Saved entries
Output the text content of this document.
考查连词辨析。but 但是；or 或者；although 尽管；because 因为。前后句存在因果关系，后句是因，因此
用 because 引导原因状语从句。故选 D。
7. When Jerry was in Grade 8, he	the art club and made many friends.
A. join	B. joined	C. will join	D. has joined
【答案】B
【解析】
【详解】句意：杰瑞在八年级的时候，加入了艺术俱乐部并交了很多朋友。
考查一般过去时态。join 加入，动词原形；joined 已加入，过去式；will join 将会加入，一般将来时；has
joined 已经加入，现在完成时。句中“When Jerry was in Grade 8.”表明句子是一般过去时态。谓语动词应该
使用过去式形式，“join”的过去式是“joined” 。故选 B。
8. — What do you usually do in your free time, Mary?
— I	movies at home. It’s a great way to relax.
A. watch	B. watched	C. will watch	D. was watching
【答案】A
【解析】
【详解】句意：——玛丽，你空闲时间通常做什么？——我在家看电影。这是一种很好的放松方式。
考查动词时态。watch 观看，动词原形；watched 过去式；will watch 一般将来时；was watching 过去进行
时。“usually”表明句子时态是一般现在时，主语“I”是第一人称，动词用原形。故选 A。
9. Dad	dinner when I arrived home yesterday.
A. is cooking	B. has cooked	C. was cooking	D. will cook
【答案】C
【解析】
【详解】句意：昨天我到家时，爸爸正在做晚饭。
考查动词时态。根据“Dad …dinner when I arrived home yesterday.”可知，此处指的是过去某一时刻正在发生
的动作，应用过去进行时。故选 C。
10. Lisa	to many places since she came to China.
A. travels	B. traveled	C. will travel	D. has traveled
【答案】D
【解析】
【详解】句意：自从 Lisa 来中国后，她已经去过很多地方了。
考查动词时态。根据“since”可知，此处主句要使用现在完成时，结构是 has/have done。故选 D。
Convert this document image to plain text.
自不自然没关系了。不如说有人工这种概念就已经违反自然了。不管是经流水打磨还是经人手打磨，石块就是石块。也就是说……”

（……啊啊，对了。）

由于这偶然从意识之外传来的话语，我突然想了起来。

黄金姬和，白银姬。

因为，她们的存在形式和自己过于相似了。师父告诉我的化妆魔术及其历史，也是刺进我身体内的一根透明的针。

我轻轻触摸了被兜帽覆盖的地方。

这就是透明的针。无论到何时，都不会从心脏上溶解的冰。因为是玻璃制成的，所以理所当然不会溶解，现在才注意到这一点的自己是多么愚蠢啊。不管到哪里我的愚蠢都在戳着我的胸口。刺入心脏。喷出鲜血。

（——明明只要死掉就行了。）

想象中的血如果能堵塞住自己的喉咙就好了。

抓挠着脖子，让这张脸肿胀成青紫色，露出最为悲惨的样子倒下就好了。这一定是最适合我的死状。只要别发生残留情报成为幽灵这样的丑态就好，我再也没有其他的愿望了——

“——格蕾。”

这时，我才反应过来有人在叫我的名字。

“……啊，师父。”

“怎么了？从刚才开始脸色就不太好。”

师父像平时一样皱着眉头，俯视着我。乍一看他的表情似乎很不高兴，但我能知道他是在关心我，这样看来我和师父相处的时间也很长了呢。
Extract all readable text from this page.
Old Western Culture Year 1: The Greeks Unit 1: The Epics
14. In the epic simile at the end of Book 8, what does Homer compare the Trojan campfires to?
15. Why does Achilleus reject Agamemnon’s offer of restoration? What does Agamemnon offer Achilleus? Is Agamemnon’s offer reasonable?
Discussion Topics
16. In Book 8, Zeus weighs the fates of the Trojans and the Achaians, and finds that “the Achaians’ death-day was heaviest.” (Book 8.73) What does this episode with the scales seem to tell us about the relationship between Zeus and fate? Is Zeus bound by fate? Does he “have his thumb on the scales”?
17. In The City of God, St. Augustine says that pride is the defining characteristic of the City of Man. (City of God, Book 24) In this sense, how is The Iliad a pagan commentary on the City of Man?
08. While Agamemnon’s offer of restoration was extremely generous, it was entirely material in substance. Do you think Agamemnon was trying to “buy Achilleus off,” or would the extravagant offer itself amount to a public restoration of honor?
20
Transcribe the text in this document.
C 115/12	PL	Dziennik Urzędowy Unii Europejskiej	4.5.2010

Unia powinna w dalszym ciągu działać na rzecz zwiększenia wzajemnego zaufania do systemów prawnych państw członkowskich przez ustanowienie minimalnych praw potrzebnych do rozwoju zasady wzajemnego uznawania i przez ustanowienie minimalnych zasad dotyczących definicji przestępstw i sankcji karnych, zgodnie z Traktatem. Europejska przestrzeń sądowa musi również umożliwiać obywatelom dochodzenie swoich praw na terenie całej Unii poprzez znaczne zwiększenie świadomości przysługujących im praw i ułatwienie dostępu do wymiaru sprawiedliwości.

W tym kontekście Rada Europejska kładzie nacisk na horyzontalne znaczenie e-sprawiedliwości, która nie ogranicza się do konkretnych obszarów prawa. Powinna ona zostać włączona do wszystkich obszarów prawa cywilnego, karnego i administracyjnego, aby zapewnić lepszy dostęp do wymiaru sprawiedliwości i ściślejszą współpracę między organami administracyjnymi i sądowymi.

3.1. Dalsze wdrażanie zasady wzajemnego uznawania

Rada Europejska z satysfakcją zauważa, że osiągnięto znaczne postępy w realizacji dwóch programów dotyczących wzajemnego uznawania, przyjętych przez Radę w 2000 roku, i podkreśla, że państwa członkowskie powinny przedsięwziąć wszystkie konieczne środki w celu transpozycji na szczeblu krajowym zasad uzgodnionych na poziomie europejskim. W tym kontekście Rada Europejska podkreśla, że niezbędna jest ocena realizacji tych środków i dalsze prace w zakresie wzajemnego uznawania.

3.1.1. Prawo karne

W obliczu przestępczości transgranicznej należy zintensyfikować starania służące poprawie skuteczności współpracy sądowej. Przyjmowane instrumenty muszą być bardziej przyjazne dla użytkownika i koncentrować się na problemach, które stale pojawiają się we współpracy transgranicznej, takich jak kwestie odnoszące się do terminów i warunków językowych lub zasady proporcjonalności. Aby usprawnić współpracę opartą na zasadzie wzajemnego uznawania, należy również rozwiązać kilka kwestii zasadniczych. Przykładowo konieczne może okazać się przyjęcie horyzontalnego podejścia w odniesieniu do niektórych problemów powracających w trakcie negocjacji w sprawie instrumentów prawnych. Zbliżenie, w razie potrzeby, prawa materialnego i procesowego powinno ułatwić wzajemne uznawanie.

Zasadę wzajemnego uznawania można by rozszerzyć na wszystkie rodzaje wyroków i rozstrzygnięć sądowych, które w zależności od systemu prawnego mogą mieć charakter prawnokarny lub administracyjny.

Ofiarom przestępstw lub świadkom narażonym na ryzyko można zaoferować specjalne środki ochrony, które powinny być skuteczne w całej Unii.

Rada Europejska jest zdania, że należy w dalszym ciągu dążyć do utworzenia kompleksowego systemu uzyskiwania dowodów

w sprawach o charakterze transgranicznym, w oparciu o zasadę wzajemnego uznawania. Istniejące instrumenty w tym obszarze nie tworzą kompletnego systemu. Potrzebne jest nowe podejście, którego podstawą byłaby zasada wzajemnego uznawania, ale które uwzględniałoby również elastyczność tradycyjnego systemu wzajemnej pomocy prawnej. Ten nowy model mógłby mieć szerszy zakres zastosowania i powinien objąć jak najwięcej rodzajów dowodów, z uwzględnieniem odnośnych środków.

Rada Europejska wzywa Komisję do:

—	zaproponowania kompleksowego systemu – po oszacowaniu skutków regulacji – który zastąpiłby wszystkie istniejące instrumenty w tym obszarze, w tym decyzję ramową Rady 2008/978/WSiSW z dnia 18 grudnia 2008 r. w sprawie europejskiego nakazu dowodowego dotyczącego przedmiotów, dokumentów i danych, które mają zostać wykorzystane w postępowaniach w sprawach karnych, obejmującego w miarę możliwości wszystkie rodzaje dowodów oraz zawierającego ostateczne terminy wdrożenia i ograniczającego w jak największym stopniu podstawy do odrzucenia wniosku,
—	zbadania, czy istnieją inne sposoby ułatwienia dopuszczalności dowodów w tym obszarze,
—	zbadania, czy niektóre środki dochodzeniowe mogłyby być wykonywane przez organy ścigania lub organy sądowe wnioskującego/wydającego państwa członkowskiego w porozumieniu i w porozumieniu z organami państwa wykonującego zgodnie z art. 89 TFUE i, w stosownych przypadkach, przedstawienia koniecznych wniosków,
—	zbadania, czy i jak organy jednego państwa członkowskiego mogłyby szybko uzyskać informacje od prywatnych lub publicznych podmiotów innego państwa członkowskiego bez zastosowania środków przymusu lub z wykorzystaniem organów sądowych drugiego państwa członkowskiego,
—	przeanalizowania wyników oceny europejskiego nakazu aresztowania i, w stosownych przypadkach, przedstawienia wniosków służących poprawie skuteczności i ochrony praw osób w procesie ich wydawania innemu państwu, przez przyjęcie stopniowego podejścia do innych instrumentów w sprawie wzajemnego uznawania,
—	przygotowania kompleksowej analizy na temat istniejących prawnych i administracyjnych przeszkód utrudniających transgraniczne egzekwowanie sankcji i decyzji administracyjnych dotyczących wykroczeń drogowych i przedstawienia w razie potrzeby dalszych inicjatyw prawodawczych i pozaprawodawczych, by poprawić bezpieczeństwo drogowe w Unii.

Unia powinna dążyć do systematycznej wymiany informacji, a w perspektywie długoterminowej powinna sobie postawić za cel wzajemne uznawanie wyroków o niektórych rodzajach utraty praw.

[Work to be completed] Using the material above, state how many lines include the string "since". Answer with a single number.

[Complete answer] 2